● Work to complete: Draw out every line with the word "xuyên" from the listing below.

[START Exercise inputs]

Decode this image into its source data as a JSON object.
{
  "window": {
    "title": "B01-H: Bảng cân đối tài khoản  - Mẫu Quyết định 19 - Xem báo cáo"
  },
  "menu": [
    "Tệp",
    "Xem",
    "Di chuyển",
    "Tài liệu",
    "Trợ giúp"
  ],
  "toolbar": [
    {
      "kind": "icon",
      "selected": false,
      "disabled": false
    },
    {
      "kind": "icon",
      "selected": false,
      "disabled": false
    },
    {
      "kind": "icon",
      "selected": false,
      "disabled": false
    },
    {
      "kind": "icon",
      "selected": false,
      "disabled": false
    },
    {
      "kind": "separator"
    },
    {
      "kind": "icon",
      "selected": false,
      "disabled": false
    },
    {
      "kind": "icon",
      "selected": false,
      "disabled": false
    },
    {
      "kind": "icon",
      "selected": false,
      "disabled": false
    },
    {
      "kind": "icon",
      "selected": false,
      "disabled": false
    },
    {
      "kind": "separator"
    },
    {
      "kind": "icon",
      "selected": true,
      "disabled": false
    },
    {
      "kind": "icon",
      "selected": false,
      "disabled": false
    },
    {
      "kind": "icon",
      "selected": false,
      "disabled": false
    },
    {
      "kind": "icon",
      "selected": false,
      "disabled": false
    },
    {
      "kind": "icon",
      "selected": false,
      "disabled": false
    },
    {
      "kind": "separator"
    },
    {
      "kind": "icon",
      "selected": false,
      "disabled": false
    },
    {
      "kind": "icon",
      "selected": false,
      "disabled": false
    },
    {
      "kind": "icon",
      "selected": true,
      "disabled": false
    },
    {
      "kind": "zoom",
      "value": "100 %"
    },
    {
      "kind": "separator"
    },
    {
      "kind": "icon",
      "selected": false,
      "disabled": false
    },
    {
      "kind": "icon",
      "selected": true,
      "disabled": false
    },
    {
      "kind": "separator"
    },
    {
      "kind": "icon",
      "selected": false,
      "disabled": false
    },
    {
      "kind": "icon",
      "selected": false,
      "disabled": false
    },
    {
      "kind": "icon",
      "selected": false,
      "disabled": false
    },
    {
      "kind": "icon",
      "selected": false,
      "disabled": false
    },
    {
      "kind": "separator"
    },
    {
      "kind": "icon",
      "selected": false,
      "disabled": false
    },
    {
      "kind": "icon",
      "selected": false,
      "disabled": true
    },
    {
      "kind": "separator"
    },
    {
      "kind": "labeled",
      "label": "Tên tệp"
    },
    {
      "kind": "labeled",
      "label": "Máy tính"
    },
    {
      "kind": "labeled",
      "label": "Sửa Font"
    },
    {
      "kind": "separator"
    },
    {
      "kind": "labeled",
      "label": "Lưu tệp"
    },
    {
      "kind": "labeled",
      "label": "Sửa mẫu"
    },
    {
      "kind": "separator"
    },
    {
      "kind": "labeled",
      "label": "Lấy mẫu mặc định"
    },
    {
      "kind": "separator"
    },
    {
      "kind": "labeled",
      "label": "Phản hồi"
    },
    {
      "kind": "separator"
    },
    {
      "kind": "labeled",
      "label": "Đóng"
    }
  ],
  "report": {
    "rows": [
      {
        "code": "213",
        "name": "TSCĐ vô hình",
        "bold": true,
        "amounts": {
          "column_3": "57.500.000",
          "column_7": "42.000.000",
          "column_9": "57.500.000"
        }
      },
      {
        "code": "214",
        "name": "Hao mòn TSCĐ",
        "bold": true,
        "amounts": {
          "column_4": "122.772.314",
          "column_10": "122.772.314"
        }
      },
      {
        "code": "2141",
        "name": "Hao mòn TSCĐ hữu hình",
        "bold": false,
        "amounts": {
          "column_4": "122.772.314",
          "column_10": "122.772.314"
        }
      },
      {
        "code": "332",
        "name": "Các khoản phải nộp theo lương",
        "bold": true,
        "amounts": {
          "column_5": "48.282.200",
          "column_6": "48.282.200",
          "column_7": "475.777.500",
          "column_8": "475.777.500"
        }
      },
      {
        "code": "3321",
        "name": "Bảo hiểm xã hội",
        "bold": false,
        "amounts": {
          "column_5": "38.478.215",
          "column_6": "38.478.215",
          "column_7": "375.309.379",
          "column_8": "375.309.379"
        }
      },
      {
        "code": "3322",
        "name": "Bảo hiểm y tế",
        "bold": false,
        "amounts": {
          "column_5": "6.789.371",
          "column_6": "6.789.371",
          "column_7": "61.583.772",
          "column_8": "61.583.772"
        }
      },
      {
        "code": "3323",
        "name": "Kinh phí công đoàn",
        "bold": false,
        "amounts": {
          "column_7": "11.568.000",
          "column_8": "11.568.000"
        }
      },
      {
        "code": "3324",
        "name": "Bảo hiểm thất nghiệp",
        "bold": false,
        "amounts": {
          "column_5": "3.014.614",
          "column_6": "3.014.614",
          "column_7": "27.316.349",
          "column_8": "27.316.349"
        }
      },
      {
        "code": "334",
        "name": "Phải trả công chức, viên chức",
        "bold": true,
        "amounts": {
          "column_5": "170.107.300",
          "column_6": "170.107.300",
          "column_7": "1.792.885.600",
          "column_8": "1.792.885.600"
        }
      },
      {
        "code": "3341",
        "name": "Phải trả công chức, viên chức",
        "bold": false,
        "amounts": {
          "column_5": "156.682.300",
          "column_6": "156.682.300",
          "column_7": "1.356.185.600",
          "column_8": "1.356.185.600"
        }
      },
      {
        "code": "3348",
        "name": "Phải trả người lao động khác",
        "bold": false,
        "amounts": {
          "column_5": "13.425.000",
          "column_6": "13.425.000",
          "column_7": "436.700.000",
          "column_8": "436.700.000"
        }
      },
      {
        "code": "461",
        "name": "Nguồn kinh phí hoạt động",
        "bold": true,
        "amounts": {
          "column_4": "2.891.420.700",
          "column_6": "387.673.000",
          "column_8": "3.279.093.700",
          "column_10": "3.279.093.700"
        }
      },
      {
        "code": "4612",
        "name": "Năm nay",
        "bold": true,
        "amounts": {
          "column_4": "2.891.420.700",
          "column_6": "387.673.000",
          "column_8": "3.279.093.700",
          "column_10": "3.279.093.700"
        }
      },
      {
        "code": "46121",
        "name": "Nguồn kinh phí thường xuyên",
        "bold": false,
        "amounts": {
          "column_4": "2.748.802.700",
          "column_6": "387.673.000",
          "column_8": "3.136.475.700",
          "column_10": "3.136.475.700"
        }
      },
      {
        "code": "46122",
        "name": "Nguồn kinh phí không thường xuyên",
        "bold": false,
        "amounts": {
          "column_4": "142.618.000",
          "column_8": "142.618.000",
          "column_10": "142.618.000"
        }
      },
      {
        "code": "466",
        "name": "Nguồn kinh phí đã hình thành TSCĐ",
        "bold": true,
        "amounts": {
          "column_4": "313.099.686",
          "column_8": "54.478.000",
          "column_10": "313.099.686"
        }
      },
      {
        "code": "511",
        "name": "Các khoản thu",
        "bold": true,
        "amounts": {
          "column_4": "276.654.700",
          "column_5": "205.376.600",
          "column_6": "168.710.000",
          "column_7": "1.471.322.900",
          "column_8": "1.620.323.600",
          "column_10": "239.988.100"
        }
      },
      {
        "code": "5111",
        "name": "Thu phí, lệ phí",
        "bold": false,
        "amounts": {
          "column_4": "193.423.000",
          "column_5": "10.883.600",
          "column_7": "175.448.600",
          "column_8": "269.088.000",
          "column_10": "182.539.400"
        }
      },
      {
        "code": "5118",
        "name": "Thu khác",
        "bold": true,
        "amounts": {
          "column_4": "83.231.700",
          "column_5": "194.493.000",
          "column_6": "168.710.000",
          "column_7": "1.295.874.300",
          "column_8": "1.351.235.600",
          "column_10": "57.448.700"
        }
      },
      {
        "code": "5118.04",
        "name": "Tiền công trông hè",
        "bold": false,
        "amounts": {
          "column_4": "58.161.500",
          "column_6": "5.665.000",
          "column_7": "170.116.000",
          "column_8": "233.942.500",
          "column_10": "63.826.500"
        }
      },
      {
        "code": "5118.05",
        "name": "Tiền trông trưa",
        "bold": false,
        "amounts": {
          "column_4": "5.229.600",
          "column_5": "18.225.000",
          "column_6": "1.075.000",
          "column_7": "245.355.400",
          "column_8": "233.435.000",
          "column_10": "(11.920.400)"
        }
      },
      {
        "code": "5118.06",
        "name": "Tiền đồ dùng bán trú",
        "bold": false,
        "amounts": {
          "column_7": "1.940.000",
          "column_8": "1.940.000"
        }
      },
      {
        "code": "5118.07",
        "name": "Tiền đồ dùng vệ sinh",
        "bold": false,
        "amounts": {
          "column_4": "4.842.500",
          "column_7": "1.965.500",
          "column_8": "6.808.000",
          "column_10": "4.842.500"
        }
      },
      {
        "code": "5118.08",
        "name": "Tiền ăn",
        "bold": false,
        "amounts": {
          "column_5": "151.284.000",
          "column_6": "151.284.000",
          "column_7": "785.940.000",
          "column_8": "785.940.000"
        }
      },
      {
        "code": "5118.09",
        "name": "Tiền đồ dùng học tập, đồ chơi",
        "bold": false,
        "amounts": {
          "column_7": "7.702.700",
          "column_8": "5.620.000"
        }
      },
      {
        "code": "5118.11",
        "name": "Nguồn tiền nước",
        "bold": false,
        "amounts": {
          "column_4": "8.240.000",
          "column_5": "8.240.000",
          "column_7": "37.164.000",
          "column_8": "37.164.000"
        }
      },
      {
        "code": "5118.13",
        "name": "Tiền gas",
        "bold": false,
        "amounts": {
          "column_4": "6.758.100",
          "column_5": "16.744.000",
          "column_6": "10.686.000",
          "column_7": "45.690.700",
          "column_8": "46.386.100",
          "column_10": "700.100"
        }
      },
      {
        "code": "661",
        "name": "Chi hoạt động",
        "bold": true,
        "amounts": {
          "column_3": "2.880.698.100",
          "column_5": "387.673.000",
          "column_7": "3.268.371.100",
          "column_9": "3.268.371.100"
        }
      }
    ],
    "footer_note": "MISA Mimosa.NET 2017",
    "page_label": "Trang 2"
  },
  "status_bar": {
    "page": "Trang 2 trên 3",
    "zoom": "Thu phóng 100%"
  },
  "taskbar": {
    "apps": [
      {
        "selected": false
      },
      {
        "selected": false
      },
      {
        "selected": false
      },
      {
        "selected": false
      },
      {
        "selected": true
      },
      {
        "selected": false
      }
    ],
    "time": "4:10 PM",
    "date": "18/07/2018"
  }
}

[END Exercise inputs]

● Answer to the exercise:
        "name": "Nguồn kinh phí thường xuyên",
        "name": "Nguồn kinh phí không thường xuyên",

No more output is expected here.